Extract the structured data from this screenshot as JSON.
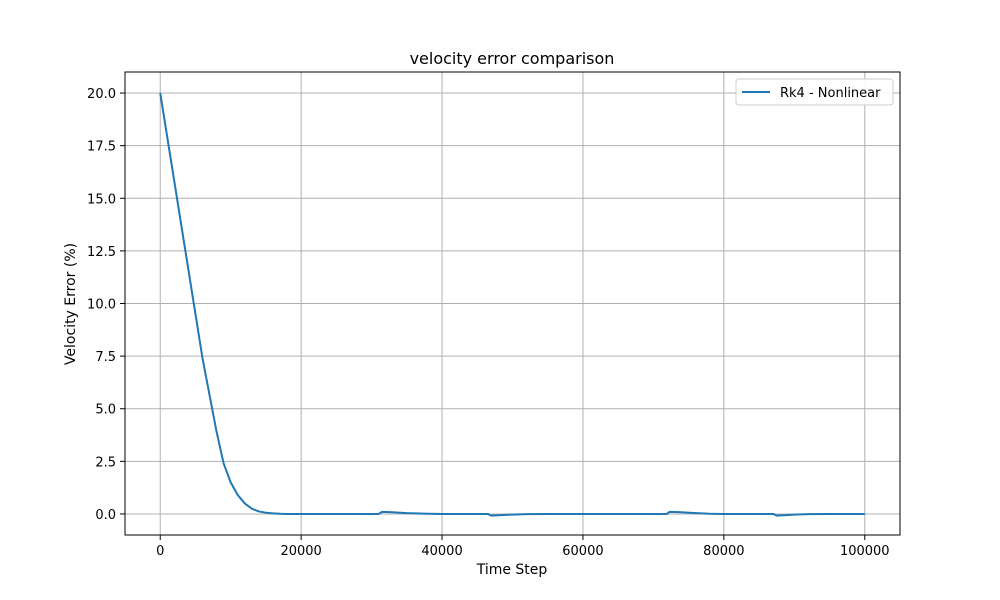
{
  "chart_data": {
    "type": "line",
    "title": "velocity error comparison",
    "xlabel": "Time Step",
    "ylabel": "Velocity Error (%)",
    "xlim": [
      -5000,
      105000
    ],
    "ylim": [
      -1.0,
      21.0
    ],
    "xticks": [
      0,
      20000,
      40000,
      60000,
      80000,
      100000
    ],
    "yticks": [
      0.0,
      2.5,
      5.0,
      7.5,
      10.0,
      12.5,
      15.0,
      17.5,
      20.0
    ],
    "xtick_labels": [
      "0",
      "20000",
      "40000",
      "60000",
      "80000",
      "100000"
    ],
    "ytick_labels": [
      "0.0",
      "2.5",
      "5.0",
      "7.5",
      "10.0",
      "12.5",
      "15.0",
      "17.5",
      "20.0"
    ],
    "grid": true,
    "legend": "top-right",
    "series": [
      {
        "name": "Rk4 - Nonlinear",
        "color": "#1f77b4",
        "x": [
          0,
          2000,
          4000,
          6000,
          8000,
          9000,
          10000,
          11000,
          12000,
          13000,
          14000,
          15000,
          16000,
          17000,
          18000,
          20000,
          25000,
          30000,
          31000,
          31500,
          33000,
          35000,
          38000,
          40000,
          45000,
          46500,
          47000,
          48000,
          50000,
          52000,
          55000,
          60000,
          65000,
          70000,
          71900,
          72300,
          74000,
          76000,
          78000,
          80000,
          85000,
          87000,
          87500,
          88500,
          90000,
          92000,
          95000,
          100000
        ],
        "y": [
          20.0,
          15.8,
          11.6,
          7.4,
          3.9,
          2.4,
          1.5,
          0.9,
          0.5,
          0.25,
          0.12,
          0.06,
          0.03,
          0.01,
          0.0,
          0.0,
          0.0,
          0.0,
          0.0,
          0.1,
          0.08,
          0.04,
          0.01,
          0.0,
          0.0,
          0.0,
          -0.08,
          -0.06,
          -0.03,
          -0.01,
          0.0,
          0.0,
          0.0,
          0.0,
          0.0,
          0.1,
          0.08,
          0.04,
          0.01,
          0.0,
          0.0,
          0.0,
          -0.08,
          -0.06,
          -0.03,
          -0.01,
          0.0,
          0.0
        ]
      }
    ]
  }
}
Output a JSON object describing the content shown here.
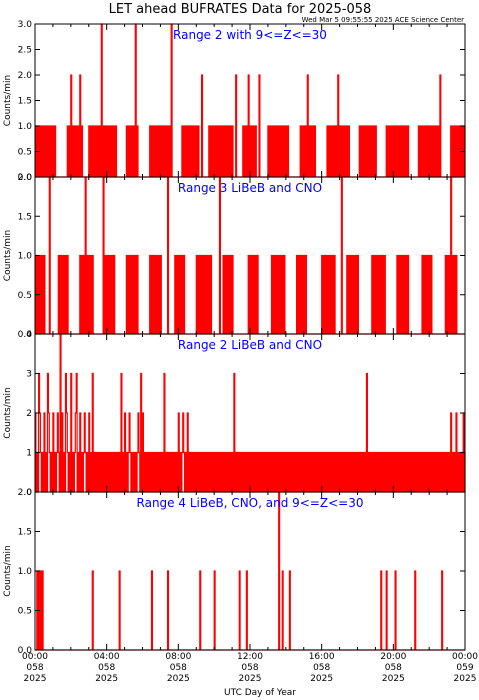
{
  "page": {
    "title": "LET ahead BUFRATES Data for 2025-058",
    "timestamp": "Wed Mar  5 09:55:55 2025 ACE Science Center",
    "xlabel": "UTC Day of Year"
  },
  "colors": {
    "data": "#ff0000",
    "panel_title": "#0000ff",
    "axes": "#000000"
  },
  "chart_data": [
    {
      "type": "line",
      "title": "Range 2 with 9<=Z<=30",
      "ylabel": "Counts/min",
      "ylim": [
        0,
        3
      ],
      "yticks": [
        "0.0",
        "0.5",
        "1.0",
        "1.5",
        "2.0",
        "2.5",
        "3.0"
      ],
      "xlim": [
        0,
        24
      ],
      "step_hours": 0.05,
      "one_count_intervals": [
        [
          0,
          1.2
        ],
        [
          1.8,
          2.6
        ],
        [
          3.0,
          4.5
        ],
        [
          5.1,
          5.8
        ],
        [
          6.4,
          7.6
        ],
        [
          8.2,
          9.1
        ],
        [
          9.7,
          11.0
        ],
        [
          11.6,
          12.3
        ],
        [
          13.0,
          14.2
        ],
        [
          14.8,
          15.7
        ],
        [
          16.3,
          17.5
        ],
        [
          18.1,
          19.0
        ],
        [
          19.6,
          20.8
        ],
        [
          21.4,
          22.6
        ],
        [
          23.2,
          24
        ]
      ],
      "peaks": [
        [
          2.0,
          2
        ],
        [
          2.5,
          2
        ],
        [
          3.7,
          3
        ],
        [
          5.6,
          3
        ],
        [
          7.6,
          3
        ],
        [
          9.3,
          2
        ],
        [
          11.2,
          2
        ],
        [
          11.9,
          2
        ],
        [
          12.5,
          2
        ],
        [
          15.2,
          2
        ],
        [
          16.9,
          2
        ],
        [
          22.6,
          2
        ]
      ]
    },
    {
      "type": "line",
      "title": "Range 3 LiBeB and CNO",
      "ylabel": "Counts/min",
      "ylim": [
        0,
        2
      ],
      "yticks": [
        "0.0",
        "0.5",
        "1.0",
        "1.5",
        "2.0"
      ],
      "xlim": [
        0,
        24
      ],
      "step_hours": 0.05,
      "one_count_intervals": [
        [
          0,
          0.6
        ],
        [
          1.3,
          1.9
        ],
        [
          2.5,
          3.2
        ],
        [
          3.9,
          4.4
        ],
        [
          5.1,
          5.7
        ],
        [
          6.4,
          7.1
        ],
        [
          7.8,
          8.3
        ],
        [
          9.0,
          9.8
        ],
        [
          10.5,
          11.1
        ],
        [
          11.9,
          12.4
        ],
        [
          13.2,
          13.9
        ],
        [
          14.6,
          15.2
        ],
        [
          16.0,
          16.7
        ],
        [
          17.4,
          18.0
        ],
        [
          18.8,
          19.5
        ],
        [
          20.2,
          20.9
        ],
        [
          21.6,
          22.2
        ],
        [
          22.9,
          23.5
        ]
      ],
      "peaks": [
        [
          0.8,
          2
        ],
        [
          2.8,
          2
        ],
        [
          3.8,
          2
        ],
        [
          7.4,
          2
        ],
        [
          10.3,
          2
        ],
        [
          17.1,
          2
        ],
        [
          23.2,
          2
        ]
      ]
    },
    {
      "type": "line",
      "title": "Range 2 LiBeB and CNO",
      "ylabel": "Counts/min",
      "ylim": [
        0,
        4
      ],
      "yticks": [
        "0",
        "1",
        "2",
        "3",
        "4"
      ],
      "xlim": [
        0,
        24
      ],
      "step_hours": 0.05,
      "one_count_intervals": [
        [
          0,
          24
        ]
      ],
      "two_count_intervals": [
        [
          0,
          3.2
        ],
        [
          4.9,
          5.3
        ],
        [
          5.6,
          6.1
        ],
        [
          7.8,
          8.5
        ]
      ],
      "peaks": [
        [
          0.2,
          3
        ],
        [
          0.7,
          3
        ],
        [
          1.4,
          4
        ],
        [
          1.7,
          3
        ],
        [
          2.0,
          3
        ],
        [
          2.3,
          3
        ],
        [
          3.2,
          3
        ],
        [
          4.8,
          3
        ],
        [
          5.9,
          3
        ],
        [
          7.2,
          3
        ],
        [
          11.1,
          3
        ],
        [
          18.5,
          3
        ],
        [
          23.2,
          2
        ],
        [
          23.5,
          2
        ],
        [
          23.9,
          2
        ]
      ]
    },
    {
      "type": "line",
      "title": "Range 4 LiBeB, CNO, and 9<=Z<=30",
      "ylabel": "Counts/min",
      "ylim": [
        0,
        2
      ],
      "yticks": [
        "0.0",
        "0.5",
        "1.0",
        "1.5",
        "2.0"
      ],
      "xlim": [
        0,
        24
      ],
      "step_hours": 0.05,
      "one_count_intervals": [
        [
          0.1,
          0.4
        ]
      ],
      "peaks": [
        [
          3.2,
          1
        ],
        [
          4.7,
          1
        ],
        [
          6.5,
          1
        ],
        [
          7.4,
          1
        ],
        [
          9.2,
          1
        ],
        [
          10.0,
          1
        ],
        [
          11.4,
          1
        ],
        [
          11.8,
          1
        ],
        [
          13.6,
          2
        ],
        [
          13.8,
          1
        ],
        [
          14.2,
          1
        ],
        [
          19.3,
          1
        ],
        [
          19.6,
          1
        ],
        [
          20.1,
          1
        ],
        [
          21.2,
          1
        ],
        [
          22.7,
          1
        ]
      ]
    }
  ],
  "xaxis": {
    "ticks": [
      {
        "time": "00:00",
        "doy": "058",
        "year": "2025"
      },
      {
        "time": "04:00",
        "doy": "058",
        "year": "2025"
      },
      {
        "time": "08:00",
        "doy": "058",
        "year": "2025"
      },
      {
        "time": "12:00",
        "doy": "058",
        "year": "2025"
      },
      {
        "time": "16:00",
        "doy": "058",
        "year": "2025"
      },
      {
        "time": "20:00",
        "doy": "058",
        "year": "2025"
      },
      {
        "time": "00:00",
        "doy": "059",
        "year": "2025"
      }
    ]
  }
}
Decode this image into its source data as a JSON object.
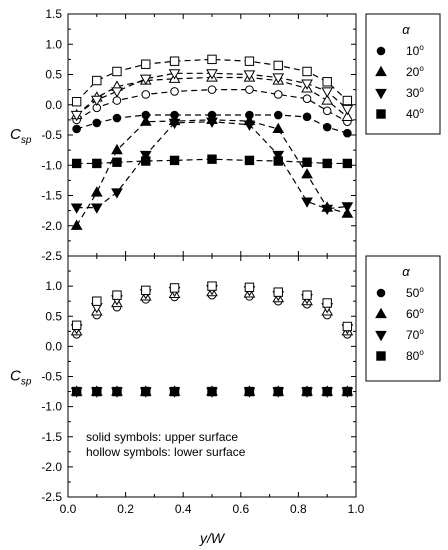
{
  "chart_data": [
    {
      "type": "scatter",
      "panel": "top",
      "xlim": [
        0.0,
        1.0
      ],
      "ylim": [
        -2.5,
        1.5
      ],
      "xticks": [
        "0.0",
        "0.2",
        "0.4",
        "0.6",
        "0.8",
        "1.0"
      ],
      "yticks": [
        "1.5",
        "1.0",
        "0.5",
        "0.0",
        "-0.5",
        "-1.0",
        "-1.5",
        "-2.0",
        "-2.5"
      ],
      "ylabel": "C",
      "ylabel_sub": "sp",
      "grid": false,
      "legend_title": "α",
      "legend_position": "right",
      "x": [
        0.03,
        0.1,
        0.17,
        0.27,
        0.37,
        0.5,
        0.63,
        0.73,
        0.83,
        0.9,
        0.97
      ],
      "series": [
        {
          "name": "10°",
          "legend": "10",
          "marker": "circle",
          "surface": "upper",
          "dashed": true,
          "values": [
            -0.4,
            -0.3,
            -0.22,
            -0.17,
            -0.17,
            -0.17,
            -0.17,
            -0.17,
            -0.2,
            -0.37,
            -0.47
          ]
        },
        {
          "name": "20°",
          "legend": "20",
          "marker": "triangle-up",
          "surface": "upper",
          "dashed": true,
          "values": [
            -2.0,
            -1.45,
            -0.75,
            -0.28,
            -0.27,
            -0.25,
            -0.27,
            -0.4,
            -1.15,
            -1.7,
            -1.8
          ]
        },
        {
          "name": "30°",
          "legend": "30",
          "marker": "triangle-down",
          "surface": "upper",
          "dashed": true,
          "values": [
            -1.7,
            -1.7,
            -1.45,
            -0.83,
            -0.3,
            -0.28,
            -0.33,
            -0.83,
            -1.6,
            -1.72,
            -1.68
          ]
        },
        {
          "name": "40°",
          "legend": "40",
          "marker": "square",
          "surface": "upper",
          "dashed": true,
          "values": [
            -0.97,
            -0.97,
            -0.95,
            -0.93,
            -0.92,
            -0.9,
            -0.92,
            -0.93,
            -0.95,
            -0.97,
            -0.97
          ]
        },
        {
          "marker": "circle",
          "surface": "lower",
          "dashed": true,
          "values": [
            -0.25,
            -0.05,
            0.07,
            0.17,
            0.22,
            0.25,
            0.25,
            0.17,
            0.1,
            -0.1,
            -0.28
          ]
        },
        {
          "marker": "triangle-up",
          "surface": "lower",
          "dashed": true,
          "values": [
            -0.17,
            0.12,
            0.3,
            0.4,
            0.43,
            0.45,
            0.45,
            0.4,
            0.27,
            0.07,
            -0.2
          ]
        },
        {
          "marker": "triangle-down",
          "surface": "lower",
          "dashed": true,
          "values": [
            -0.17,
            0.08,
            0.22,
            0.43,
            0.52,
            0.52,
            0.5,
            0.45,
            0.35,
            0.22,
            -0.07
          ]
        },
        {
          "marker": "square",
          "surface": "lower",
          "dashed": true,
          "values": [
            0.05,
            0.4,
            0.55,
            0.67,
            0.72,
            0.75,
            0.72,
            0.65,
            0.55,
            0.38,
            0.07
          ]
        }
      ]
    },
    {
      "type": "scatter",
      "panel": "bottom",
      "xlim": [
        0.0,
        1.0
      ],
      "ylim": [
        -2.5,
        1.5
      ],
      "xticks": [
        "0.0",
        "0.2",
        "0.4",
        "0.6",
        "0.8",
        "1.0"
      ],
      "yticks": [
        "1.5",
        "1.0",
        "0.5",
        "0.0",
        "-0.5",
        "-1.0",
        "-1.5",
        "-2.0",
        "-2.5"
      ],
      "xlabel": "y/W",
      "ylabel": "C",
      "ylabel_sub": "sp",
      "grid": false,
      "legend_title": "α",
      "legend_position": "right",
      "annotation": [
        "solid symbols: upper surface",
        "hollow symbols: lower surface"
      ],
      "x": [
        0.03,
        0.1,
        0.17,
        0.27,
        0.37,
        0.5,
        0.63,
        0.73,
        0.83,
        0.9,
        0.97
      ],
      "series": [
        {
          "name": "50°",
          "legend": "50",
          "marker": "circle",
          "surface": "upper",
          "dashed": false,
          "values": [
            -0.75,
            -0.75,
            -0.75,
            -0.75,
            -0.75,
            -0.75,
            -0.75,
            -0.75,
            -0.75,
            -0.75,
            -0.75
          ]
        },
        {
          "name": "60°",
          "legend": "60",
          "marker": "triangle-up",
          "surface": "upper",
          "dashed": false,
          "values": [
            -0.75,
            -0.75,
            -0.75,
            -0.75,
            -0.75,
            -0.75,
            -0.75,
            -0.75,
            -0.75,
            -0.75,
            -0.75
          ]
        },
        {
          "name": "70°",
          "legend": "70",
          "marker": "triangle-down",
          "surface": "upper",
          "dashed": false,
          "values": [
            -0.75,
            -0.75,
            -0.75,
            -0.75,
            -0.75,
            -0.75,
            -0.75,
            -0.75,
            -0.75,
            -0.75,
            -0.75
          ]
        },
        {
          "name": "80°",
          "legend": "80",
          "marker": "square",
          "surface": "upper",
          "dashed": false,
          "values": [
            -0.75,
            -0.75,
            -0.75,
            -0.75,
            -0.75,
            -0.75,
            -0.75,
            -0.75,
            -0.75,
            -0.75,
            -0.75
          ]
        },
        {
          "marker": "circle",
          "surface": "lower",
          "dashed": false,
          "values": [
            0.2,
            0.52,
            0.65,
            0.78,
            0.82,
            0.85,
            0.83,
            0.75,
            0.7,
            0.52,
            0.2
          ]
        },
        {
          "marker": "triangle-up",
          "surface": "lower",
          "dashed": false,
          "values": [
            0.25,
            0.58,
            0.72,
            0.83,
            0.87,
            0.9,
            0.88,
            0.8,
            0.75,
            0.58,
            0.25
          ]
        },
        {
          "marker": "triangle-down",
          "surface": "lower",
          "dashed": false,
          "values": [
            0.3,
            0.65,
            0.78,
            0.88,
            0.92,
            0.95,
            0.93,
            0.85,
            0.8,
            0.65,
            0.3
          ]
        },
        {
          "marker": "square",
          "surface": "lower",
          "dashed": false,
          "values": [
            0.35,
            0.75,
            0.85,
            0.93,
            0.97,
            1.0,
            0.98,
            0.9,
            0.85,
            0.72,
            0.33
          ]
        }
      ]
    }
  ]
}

════════

Copy each line of the listing in which the word "xlabel" can be found.

    "xlabel": "Time Step",
    "xlabel": "UTC Day of Year"
      "xlabel": "y/W",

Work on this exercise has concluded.